In 2016, Philippine Congresswoman Geraldine Roman became the first openly transgender woman elected to a national legislature in Asia. Her election received international media attention and was lauded as a sign of the Philippines’ progressiveness on both gender and LGBTQ+ issues.
Indeed, by many widely used metrics the Philippines routinely ranks among the top 20 most gender equitable countries in the world. The nation has had two female presidents, routinely achieves nearly 30% women’s representation in the lower house of Congress without the help of national gender quotas, and is the highest performing country in Asia as measured by the Women’s Political Leadership Index.
While these achievements are certainly worth celebrating, they do not tell the whole story. Such positive indicators of gender equality coexist with a considerable amount of gender-regressive legislation. The Philippines is one of only two countries in the world where divorce is illegal—the other country is the Vatican. Same-sex unions are not legally recognised. Sex education was not allowed to be taught in public schools until 2014. It took 14 years of concerted advocacy and organising by women’s rights organisations to overcome vehement opposition by the Catholic Church to pass the comprehensive Reproductive Health Bill that mandated sex education. And following the law’s passage in 2012, the Supreme Court delayed implementation for two years and struck down many of its key provisions before ultimately ruling that it was otherwise constitutional. Abortion and abortifacients remain illegal.
Furthermore, in the same year of Geraldine Roman’s momentous election, presidential candidate Rodrigo Duterte repeatedly bragged about being a womaniser, used the term “gay” derisively, and publicly “joked” about raping women. He won the 2016 presidential election by a considerable margin. The first trans woman in Asia was elected to national legislature in the same year and in the same country as a man well-known for his virulent misogyny was sworn into the highest office of the land.
These two realities illustrate a puzzle about gender and political representation in the Philippines. How does a seemingly persistent undercurrent of women’s marginalisation square with the fact that women are routinely elected in high numbers throughout the country’s political institutions? And why, despite such high levels of women’s representation, do many of the Philippines’ laws and policies fail to acknowledge and empower women as equal members of society?
The family as path to power
These questions are what motivated me to focus my doctoral research on the topic of gender and political representation in the Philippines. Based on my years of experience working in local and national levels of the Philippines Government, as a US Peace Corps Volunteer and then as a development specialist, I thought I had a clear answer: political dynasties.
I knew, for instance, that while Geraldine Roman’s electoral victory was remarkable and her bravery in the face of harassment, threats, and discrimination was heroic, it’s also true that her candidacy was powerfully bolstered by the fact that she hails from a long-established political dynasty. Roman was elected to represent the first congressional district of Bataan province on the west coast of Luzon—a district represented by her father from 1988 to 2007, followed by her mother from 2007 to 2016. Her uncle was also governor of Bataan for 17 consecutive years between 1986 and 2004.

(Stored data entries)
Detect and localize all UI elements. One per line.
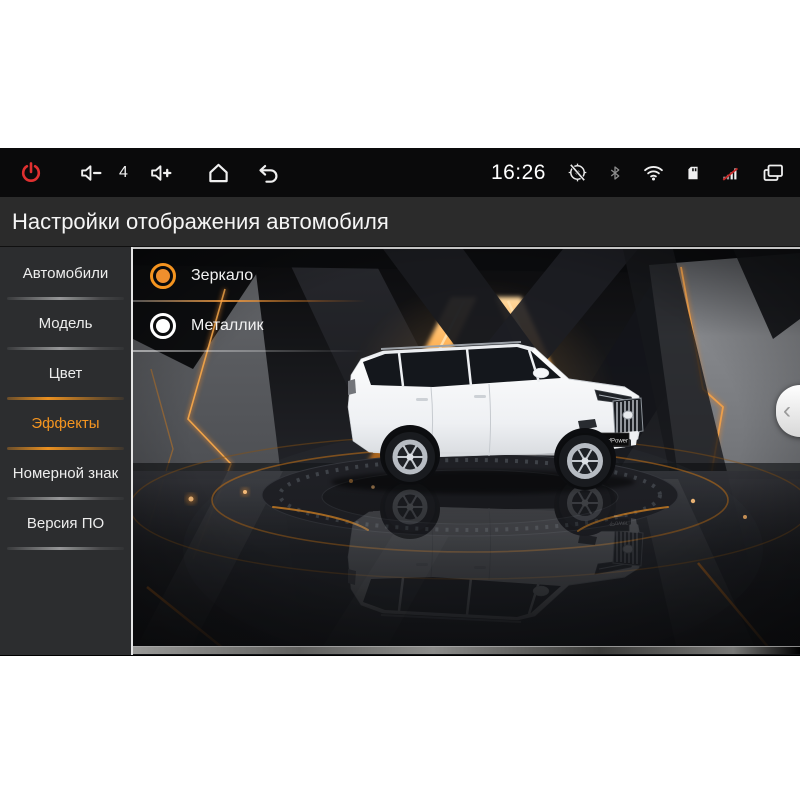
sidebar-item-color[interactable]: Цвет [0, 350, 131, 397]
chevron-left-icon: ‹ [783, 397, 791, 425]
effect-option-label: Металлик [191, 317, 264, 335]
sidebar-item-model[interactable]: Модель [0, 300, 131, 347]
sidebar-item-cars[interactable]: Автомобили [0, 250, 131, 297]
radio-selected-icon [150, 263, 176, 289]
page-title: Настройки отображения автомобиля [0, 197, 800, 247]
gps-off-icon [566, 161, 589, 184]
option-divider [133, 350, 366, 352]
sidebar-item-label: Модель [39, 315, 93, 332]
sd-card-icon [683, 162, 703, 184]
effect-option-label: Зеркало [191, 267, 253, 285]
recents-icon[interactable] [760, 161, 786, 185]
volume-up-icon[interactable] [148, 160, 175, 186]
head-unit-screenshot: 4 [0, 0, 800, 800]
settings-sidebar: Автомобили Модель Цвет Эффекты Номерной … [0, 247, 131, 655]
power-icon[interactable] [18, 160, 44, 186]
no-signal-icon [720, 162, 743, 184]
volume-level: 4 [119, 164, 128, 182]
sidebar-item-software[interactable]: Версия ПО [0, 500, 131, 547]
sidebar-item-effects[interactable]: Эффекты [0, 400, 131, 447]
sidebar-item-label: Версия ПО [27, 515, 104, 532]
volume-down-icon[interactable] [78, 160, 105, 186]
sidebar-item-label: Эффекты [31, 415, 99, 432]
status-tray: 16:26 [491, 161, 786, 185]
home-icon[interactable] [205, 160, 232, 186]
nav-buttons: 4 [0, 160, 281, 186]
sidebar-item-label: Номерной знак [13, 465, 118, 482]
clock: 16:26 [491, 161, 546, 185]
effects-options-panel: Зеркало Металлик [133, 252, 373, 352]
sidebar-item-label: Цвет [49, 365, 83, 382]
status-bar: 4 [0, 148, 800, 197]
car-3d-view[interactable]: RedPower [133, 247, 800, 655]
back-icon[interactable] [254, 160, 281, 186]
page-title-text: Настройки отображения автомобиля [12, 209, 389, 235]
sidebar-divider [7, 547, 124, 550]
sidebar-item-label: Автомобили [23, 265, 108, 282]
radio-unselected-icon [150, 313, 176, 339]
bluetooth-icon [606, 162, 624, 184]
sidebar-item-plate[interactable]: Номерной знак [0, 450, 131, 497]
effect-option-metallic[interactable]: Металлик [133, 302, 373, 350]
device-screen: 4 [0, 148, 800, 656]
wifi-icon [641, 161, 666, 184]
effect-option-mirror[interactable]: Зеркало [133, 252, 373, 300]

* * *

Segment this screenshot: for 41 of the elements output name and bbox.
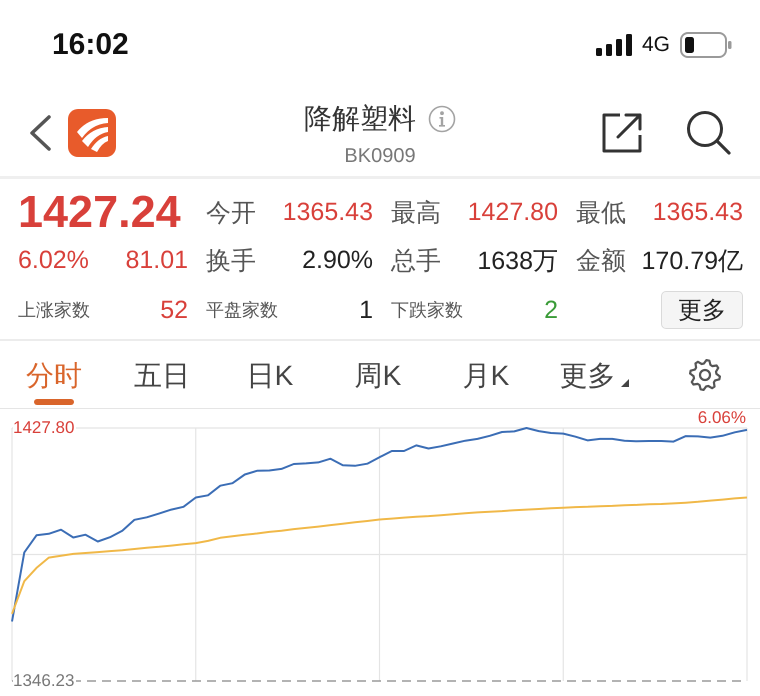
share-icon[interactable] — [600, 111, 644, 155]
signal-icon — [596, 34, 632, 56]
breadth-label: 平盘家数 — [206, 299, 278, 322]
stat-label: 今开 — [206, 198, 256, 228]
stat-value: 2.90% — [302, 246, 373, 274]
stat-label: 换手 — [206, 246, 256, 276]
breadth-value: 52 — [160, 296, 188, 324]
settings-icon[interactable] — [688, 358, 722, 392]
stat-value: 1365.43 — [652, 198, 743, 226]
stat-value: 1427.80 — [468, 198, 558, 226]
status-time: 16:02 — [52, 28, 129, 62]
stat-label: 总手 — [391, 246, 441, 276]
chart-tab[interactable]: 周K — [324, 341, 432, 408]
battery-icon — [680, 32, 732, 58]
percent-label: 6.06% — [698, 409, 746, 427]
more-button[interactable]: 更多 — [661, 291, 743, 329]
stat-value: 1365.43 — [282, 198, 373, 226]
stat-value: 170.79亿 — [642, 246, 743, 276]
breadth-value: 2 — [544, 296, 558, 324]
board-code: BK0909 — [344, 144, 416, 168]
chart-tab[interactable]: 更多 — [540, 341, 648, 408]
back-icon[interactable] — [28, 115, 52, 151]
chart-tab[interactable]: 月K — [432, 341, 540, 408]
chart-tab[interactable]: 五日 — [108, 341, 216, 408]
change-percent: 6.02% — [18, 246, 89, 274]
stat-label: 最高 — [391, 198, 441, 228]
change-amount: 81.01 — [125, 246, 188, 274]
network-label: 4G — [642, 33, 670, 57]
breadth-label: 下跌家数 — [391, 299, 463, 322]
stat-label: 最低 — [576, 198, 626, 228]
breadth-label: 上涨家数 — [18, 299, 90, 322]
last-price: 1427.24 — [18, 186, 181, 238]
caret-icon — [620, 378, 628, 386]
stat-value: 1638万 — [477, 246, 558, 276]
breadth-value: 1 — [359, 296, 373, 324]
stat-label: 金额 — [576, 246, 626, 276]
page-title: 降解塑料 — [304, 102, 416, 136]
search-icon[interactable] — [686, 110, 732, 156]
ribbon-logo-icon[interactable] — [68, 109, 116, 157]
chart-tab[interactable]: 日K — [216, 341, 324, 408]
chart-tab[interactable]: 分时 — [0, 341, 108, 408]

* * *

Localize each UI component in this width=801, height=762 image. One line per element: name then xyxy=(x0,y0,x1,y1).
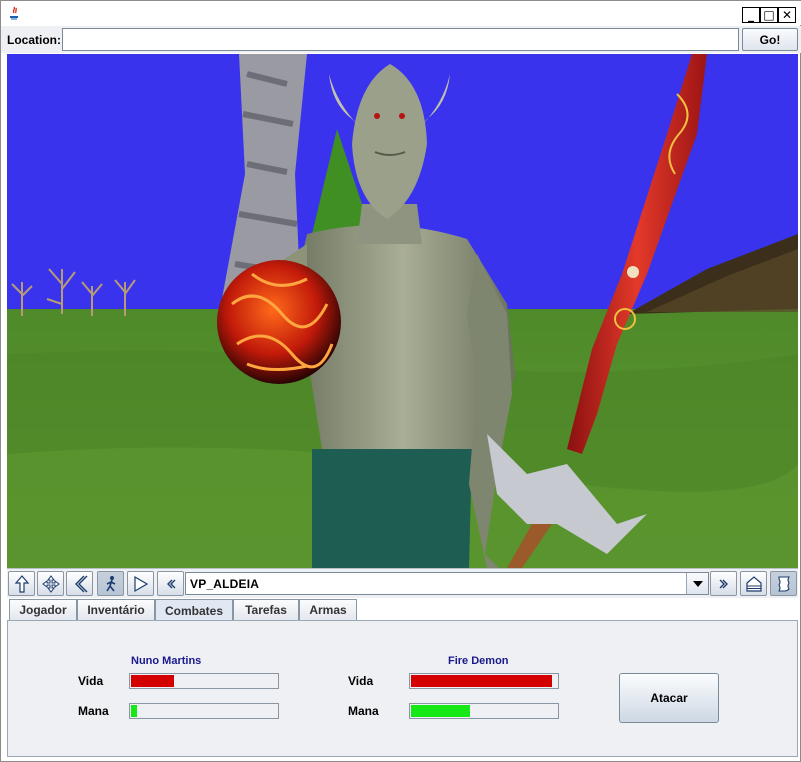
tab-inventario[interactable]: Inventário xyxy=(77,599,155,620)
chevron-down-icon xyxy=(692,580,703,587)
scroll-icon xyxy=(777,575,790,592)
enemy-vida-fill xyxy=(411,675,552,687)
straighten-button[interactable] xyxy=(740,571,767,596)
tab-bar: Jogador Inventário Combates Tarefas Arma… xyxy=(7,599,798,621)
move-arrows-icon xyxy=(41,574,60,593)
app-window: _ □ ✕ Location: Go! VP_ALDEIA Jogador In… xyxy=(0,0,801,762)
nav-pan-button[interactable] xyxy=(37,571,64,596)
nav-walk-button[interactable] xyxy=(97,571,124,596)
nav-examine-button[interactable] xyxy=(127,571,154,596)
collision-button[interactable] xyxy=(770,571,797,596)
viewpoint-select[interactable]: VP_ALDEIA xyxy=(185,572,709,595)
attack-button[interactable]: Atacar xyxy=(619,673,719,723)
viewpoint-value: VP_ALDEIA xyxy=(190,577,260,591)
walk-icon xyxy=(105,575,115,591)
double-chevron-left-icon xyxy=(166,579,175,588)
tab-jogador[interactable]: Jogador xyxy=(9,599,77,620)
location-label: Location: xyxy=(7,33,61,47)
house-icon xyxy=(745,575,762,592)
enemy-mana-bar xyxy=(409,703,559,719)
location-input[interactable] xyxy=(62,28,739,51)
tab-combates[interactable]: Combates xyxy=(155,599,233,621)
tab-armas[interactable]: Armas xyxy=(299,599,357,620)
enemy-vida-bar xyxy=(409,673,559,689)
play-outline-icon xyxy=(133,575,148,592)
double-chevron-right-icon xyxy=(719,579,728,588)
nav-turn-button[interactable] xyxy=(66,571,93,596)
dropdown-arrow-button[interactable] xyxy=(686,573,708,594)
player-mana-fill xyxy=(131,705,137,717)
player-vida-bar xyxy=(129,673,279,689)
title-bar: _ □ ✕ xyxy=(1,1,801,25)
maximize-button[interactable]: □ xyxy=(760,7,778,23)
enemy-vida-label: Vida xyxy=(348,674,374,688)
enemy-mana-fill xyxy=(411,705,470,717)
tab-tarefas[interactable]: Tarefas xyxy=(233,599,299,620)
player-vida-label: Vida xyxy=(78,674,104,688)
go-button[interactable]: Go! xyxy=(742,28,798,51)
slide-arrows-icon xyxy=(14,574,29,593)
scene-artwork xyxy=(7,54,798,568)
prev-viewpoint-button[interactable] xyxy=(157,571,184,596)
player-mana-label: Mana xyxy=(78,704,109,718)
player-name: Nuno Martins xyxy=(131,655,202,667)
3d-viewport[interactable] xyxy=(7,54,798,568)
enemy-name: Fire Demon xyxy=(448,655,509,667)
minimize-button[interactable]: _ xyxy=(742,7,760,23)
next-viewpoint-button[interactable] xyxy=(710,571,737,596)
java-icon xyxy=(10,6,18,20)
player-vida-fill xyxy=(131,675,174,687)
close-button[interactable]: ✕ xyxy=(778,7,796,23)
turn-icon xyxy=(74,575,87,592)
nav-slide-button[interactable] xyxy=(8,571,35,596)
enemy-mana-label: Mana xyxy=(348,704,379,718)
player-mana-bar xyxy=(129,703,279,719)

* [Exercise instructions]:
• a. According to the passage on Philippine politics, how long did Geraldine Roman's uncle serve as governor of Bataan?
• b. Please duplicate the passage on Philippine politics, starting at "These two realities" and ending at "answer: political dynasties.".
The records play no part in this work.

* [The results]:
• a. He served for 17 consecutive years, from 1986 to 2004.

• b.
These two realities illustrate a puzzle about gender and political representation in the Philippines. How does a seemingly persistent undercurrent of women’s marginalisation square with the fact that women are routinely elected in high numbers throughout the country’s political institutions? And why, despite such high levels of women’s representation, do many of the Philippines’ laws and policies fail to acknowledge and empower women as equal members of society?
The family as path to power
These questions are what motivated me to focus my doctoral research on the topic of gender and political representation in the Philippines. Based on my years of experience working in local and national levels of the Philippines Government, as a US Peace Corps Volunteer and then as a development specialist, I thought I had a clear answer: political dynasties.